▶ **DATA SECTION**:
--- BEGIN ---
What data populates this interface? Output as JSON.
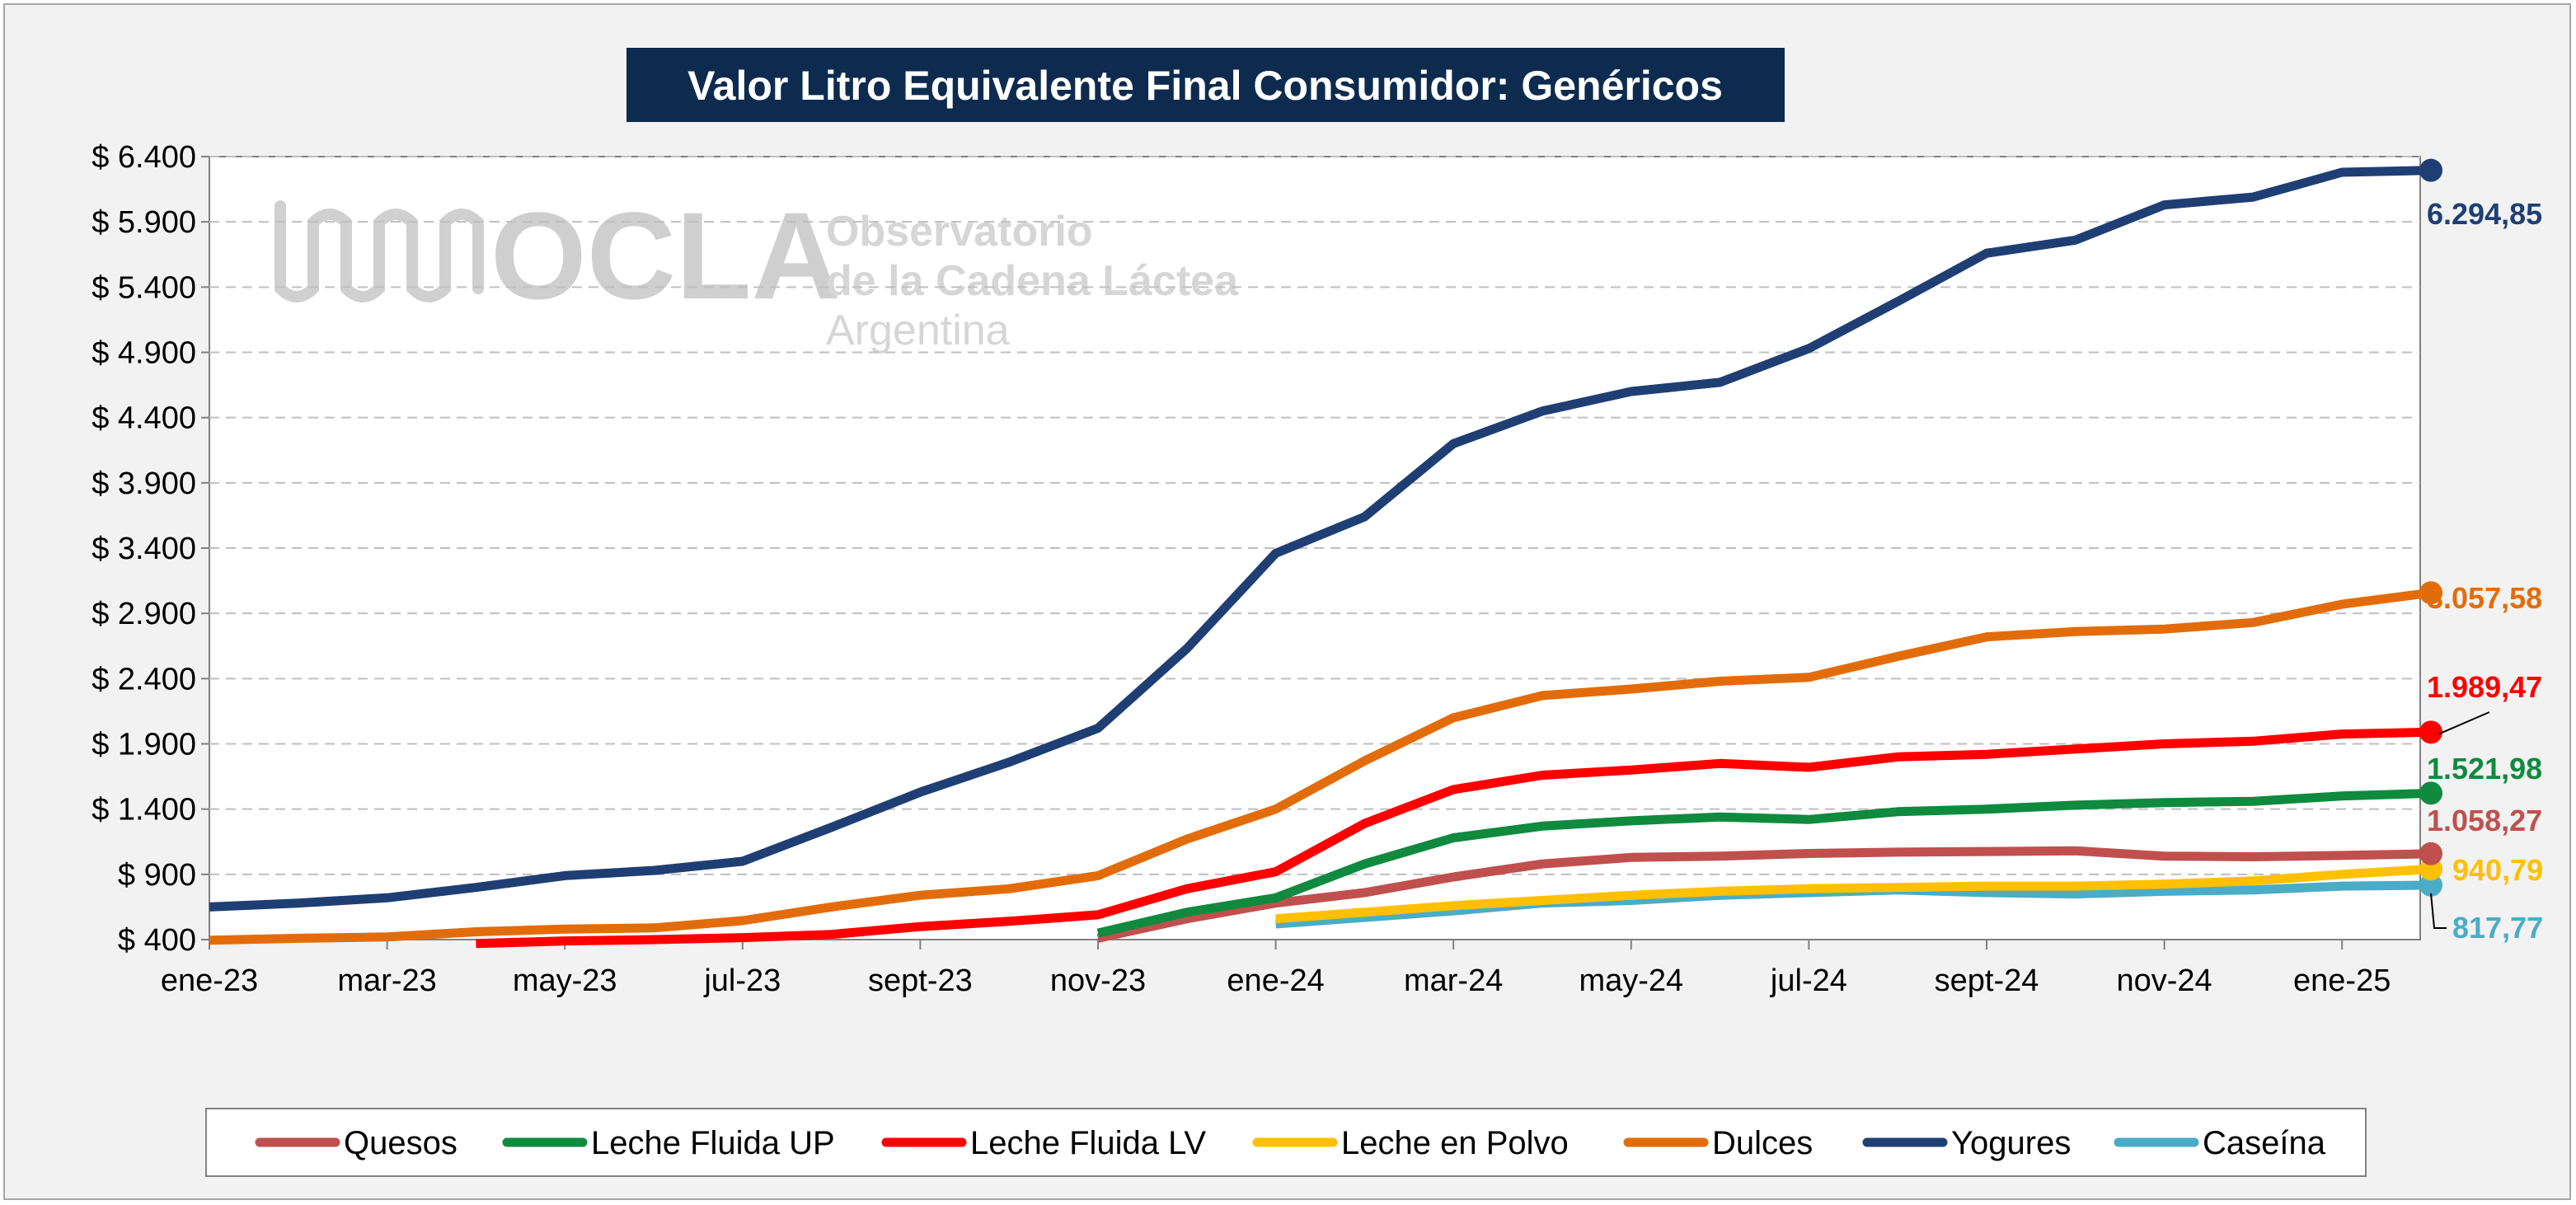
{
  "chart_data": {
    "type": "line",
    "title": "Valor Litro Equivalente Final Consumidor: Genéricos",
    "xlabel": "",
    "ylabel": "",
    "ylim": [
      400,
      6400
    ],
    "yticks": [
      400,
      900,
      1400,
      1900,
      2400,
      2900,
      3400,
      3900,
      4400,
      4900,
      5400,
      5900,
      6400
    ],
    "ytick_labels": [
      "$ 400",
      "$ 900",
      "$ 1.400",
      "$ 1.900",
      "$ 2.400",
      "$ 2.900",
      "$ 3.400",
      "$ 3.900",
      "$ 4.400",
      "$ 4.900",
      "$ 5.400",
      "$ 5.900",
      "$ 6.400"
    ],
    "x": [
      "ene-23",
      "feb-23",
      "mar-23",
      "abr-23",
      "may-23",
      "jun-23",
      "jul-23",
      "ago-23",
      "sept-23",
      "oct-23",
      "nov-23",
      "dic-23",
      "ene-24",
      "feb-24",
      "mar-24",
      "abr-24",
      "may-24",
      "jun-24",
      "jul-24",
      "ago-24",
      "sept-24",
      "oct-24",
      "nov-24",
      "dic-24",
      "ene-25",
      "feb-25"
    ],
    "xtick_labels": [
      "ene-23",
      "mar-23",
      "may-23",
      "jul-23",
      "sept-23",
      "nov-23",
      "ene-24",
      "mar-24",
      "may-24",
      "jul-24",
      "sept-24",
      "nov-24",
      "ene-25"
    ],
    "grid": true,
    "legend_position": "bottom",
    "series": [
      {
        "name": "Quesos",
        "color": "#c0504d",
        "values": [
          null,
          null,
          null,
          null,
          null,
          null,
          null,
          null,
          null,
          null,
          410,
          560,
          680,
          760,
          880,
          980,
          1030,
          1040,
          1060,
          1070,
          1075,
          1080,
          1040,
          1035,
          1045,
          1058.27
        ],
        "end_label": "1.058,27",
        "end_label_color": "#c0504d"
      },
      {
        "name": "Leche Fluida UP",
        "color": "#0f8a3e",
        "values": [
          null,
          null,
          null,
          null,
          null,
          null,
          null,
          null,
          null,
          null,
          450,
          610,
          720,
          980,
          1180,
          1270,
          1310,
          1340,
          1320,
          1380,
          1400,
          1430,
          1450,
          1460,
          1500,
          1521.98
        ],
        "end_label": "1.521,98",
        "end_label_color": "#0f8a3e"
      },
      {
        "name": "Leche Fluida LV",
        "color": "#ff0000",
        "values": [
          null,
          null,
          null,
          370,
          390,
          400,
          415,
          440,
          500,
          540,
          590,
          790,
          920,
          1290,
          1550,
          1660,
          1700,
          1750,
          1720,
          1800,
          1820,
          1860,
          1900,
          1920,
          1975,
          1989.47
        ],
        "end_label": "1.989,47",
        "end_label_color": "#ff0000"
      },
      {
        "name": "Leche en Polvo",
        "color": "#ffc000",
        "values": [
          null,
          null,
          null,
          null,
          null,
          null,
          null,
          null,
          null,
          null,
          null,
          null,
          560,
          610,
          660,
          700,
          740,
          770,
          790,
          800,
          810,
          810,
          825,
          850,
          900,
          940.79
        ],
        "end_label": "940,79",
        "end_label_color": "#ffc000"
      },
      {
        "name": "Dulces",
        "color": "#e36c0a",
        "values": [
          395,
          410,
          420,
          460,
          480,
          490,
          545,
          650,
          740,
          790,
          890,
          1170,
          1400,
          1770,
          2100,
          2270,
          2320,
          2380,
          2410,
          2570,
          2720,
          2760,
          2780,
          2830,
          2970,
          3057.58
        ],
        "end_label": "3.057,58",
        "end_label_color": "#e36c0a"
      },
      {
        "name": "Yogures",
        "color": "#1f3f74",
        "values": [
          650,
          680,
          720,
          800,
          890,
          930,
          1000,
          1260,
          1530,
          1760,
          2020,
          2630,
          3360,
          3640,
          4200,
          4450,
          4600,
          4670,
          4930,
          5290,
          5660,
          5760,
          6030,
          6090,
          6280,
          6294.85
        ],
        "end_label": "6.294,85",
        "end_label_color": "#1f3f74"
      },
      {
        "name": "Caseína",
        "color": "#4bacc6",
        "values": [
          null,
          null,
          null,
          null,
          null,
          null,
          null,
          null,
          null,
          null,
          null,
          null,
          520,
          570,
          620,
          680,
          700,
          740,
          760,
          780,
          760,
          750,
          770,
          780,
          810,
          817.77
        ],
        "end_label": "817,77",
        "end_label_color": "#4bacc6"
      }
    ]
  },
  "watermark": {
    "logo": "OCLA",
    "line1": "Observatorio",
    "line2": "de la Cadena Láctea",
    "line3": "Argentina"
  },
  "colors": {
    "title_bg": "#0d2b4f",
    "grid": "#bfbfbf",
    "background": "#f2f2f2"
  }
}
--- END ---
▶ **THE PROBLEM**:
Copy the listing over exactly, skipping the pictures it holds.

▶ **RESPONSE**:
What data populates this interface? Output as JSON.
{
  "chart_data": {
    "type": "line",
    "title": "Valor Litro Equivalente Final Consumidor: Genéricos",
    "xlabel": "",
    "ylabel": "",
    "ylim": [
      400,
      6400
    ],
    "yticks": [
      400,
      900,
      1400,
      1900,
      2400,
      2900,
      3400,
      3900,
      4400,
      4900,
      5400,
      5900,
      6400
    ],
    "ytick_labels": [
      "$ 400",
      "$ 900",
      "$ 1.400",
      "$ 1.900",
      "$ 2.400",
      "$ 2.900",
      "$ 3.400",
      "$ 3.900",
      "$ 4.400",
      "$ 4.900",
      "$ 5.400",
      "$ 5.900",
      "$ 6.400"
    ],
    "x": [
      "ene-23",
      "feb-23",
      "mar-23",
      "abr-23",
      "may-23",
      "jun-23",
      "jul-23",
      "ago-23",
      "sept-23",
      "oct-23",
      "nov-23",
      "dic-23",
      "ene-24",
      "feb-24",
      "mar-24",
      "abr-24",
      "may-24",
      "jun-24",
      "jul-24",
      "ago-24",
      "sept-24",
      "oct-24",
      "nov-24",
      "dic-24",
      "ene-25",
      "feb-25"
    ],
    "xtick_labels": [
      "ene-23",
      "mar-23",
      "may-23",
      "jul-23",
      "sept-23",
      "nov-23",
      "ene-24",
      "mar-24",
      "may-24",
      "jul-24",
      "sept-24",
      "nov-24",
      "ene-25"
    ],
    "grid": true,
    "legend_position": "bottom",
    "series": [
      {
        "name": "Quesos",
        "color": "#c0504d",
        "values": [
          null,
          null,
          null,
          null,
          null,
          null,
          null,
          null,
          null,
          null,
          410,
          560,
          680,
          760,
          880,
          980,
          1030,
          1040,
          1060,
          1070,
          1075,
          1080,
          1040,
          1035,
          1045,
          1058.27
        ],
        "end_label": "1.058,27",
        "end_label_color": "#c0504d"
      },
      {
        "name": "Leche Fluida UP",
        "color": "#0f8a3e",
        "values": [
          null,
          null,
          null,
          null,
          null,
          null,
          null,
          null,
          null,
          null,
          450,
          610,
          720,
          980,
          1180,
          1270,
          1310,
          1340,
          1320,
          1380,
          1400,
          1430,
          1450,
          1460,
          1500,
          1521.98
        ],
        "end_label": "1.521,98",
        "end_label_color": "#0f8a3e"
      },
      {
        "name": "Leche Fluida LV",
        "color": "#ff0000",
        "values": [
          null,
          null,
          null,
          370,
          390,
          400,
          415,
          440,
          500,
          540,
          590,
          790,
          920,
          1290,
          1550,
          1660,
          1700,
          1750,
          1720,
          1800,
          1820,
          1860,
          1900,
          1920,
          1975,
          1989.47
        ],
        "end_label": "1.989,47",
        "end_label_color": "#ff0000"
      },
      {
        "name": "Leche en Polvo",
        "color": "#ffc000",
        "values": [
          null,
          null,
          null,
          null,
          null,
          null,
          null,
          null,
          null,
          null,
          null,
          null,
          560,
          610,
          660,
          700,
          740,
          770,
          790,
          800,
          810,
          810,
          825,
          850,
          900,
          940.79
        ],
        "end_label": "940,79",
        "end_label_color": "#ffc000"
      },
      {
        "name": "Dulces",
        "color": "#e36c0a",
        "values": [
          395,
          410,
          420,
          460,
          480,
          490,
          545,
          650,
          740,
          790,
          890,
          1170,
          1400,
          1770,
          2100,
          2270,
          2320,
          2380,
          2410,
          2570,
          2720,
          2760,
          2780,
          2830,
          2970,
          3057.58
        ],
        "end_label": "3.057,58",
        "end_label_color": "#e36c0a"
      },
      {
        "name": "Yogures",
        "color": "#1f3f74",
        "values": [
          650,
          680,
          720,
          800,
          890,
          930,
          1000,
          1260,
          1530,
          1760,
          2020,
          2630,
          3360,
          3640,
          4200,
          4450,
          4600,
          4670,
          4930,
          5290,
          5660,
          5760,
          6030,
          6090,
          6280,
          6294.85
        ],
        "end_label": "6.294,85",
        "end_label_color": "#1f3f74"
      },
      {
        "name": "Caseína",
        "color": "#4bacc6",
        "values": [
          null,
          null,
          null,
          null,
          null,
          null,
          null,
          null,
          null,
          null,
          null,
          null,
          520,
          570,
          620,
          680,
          700,
          740,
          760,
          780,
          760,
          750,
          770,
          780,
          810,
          817.77
        ],
        "end_label": "817,77",
        "end_label_color": "#4bacc6"
      }
    ]
  },
  "watermark": {
    "logo": "OCLA",
    "line1": "Observatorio",
    "line2": "de la Cadena Láctea",
    "line3": "Argentina"
  },
  "colors": {
    "title_bg": "#0d2b4f",
    "grid": "#bfbfbf",
    "background": "#f2f2f2"
  }
}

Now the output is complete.